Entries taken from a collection

━━━━━━

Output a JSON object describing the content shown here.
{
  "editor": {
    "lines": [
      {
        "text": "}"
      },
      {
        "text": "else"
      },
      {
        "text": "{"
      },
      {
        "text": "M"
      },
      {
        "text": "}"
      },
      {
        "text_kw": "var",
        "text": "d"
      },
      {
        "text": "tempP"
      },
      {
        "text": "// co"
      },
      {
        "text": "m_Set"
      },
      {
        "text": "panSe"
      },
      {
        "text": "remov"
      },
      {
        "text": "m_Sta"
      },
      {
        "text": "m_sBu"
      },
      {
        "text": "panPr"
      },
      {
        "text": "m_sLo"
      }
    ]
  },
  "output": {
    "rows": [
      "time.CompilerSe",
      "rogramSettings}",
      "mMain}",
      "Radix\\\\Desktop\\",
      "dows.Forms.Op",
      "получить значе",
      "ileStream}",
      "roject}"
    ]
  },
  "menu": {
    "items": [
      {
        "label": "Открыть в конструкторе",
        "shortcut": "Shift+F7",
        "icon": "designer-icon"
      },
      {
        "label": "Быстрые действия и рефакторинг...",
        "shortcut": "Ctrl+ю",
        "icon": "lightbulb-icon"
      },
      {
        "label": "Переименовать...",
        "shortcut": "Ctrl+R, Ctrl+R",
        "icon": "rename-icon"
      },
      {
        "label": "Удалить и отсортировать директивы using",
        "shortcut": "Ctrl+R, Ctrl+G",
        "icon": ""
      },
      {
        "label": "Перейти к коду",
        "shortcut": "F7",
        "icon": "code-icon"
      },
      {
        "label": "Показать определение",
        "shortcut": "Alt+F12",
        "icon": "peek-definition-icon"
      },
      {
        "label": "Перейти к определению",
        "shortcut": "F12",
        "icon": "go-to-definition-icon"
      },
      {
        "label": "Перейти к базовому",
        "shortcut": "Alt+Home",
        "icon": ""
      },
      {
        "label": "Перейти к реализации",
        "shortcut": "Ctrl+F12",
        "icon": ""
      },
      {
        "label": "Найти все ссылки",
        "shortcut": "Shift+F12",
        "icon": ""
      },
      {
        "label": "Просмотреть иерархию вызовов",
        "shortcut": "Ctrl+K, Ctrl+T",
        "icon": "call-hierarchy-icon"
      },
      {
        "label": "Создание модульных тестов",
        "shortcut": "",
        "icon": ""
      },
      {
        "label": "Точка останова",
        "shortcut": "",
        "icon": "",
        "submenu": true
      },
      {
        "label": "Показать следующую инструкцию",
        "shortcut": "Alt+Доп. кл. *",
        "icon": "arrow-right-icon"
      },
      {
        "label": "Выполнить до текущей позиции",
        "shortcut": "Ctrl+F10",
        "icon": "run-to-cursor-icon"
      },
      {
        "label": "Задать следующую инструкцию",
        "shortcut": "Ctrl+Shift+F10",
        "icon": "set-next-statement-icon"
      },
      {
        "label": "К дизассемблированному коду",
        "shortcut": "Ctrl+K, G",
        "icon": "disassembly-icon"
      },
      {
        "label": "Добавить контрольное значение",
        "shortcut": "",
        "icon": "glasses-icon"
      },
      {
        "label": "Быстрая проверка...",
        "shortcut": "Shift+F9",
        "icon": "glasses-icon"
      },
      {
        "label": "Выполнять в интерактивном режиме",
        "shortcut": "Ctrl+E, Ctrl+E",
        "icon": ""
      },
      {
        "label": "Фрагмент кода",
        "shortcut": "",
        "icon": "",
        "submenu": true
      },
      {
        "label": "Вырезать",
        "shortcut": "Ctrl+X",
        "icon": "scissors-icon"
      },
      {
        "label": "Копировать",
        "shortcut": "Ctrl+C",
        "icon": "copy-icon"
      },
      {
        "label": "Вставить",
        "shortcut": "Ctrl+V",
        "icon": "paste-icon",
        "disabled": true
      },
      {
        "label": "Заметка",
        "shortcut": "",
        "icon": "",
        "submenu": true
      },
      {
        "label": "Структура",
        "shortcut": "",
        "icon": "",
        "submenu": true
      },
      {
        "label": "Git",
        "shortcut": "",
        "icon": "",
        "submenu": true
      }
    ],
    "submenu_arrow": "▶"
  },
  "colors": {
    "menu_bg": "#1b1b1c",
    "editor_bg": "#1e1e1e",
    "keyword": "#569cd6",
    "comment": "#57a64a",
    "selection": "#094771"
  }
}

━━━━━━

* [REQUIRED WORK]: Count the lines of the material that include the word "Перейти", then state only the total.

* [IN RESPONSE]: 4